At this point the inspired data scientist might ask: why not attempt to correct for selection bias and estimate the unconditional client response instead? Even though the quantity is not observed directly, techniques from social science like the Heckman correction provide a path for estimating it. While this is theoretically elegant, our team’s efforts to incorporate selection corrections have never delivered the outcomes we thought should be possible. Why not? It’s hard to know for sure, but let’s consider the parable of the beautiful ill-fitting blouse.

### A Parable

This beautiful blouse is almost perfect. It is trendy yet democratic, fresh but familiar. It has just the right pop of color to catch the eye, but subtle enough to not throw an outfit off-balance. It can be dressed up or down. It has only one flaw: the fit is very particular. Sure it looks great in lay-downs, and even happens to work well on the model. But the model isn’t most people, and for most people our styling algorithm knows that it’s just not going to work. Tragically, a stylist who sees this blouse can hardly help but send it. The blouse is a siren call, and like Odysseus tied to the mast, only the restraint of the algorithm can prevent the stylist from succumbing to its song. Modeling out the selection bias amounts to a loosening of the restraints, as items that are less likely to be selected (but better fitting) will be ranked below the siren blouse. Without removing selection bias, the better fitting but less visually appealing selections will be ranked higher, one will be more likely to be chosen, and everyone will be better off.

What a tragic story. Surely there is no hope for modeling selection, it will only throw us into the waves. Or perhaps not: we’ve demonstrated that selection is not a useful correction to conditional purchasing, but perhaps conditional purchasing can be a useful correction to selection. In a sense, this is what we are doing already! By using conditional purchasing to rank items, we are nudging stylist selection in the direction of client preferences. This simple approach has taken us a long way, but let’s imagine going a step further. Suppose we can model exactly what items a stylist will select for a given client. We could then take this selection and nudge it further in the direction of client preferences. To the extent that our models are accurate, this nudge will lead to a corresponding increase in client satisfaction^{2}.

▶ _Tasks to perform_:
A – Transcribe the stretch of the selection bias passage from "At this point" through "beautiful ill-fitting blouse.".
B – In the selection bias passage, what is the one flaw of the beautiful blouse?

▶ _Data provided_:
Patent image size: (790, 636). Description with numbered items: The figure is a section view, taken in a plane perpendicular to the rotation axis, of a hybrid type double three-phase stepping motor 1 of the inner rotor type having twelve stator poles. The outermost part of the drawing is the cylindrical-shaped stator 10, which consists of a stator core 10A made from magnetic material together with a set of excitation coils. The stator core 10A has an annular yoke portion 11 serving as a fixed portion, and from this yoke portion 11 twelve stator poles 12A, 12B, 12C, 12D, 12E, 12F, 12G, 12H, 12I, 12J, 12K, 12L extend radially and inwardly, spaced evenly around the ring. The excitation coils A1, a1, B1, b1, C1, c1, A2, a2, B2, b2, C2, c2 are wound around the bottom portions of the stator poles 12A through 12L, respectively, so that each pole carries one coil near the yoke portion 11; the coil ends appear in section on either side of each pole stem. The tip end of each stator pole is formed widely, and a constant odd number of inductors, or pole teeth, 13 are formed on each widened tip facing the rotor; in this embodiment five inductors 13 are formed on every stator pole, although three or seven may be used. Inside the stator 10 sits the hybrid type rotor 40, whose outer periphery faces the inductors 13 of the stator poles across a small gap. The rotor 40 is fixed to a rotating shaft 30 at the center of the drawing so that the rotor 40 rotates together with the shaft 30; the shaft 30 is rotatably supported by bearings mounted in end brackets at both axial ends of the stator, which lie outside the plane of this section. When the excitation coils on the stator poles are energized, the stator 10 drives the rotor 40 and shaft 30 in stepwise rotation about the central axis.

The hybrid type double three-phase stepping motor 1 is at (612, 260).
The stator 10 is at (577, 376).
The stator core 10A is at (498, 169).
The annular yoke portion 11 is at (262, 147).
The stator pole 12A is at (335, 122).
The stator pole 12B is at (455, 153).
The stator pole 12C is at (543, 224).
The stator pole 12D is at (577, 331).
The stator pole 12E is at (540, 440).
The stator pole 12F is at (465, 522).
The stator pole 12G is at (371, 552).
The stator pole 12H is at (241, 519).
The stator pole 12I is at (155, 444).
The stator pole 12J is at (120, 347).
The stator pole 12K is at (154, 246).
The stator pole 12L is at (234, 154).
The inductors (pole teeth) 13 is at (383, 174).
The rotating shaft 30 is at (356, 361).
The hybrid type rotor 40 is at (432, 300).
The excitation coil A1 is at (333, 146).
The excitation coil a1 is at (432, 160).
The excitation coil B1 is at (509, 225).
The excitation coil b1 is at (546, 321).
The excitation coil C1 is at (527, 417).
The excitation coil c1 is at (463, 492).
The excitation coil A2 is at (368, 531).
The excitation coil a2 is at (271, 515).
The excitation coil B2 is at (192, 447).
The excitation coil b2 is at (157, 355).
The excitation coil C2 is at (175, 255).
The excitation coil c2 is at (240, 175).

▶ _Solutions for each task_:
A –
At this point the inspired data scientist might ask: why not attempt to correct for selection bias and estimate the unconditional client response instead? Even though the quantity is not observed directly, techniques from social science like the Heckman correction provide a path for estimating it. While this is theoretically elegant, our team’s efforts to incorporate selection corrections have never delivered the outcomes we thought should be possible. Why not? It’s hard to know for sure, but let’s consider the parable of the beautiful ill-fitting blouse.

B – Its fit is very particular.